Find the lines that hold the word "black" and return them.

_SOURCE RECORDS_.
start
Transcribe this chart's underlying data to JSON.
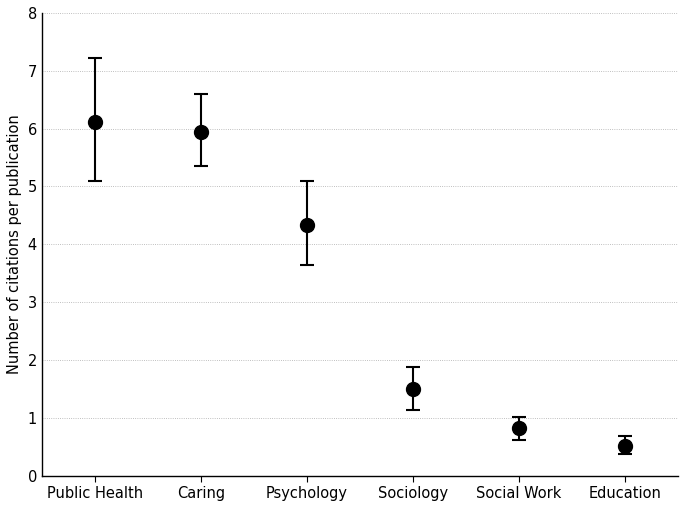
{
  "categories": [
    "Public Health",
    "Caring",
    "Psychology",
    "Sociology",
    "Social Work",
    "Education"
  ],
  "means": [
    6.12,
    5.95,
    4.33,
    1.5,
    0.82,
    0.52
  ],
  "yerr_upper": [
    7.22,
    6.6,
    5.1,
    1.87,
    1.02,
    0.68
  ],
  "yerr_lower": [
    5.1,
    5.35,
    3.65,
    1.13,
    0.62,
    0.37
  ],
  "ylabel": "Number of citations per publication",
  "ylim": [
    0,
    8
  ],
  "yticks": [
    0,
    1,
    2,
    3,
    4,
    5,
    6,
    7,
    8
  ],
  "marker_size": 10,
  "marker_color": "black",
  "line_color": "black",
  "background_color": "#ffffff",
  "grid_color": "#aaaaaa",
  "figsize": [
    6.85,
    5.08
  ],
  "dpi": 100
}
end
_SOLUTION TO THE PROBLEM_.
  "marker_color": "black",
  "line_color": "black",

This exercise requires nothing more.